TASK
Tally up the lines that include "seats" and state that number by itself.

.....

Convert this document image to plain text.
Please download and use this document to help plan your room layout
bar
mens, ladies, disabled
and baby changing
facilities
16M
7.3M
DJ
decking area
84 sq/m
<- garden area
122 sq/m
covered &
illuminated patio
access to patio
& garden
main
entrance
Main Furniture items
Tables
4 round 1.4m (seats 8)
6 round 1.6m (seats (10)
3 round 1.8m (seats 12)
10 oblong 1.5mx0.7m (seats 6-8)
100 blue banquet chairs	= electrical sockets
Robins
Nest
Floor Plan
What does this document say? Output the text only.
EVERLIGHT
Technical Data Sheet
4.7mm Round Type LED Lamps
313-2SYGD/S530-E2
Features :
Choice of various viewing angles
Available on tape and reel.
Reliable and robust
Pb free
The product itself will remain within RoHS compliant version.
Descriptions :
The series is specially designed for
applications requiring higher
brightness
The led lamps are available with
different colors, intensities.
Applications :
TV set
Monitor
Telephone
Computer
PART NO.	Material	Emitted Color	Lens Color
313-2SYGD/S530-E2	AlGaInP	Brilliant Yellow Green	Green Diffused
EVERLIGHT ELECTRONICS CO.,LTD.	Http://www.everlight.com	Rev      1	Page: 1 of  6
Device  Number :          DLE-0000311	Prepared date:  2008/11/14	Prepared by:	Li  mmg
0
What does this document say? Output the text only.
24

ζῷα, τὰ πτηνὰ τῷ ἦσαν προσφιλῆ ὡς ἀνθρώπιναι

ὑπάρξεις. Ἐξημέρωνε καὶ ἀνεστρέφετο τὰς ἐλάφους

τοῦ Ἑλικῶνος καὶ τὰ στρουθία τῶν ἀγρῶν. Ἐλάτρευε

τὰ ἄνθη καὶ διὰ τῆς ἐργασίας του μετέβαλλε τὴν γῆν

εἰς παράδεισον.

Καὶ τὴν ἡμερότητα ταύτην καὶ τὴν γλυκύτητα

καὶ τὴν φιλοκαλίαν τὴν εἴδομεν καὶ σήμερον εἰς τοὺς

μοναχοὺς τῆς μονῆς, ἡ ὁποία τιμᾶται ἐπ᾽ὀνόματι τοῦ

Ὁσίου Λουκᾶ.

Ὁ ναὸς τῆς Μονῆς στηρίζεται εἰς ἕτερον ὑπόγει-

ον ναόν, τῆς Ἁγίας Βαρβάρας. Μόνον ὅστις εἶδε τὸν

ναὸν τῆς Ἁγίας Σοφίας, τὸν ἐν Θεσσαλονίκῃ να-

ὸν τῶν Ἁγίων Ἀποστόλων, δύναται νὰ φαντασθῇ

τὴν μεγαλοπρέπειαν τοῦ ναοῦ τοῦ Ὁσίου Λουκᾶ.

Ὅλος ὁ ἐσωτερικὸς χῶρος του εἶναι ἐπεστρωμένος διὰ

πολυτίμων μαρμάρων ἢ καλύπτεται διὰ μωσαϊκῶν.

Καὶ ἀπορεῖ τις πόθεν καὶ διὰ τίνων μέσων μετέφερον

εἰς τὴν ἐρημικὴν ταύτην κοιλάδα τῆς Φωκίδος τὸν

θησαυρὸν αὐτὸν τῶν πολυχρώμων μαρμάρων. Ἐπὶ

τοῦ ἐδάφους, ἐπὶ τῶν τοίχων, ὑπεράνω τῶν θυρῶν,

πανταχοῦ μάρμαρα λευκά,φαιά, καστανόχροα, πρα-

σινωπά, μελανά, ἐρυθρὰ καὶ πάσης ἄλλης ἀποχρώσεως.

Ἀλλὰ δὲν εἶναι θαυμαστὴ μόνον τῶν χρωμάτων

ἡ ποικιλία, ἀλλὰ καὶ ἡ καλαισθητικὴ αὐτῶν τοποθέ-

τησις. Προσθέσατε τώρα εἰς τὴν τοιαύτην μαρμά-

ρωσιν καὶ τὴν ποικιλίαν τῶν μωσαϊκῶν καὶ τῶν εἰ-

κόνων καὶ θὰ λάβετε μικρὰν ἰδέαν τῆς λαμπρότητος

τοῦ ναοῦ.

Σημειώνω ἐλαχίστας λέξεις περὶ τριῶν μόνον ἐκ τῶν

.....

COMPLETED TASK
4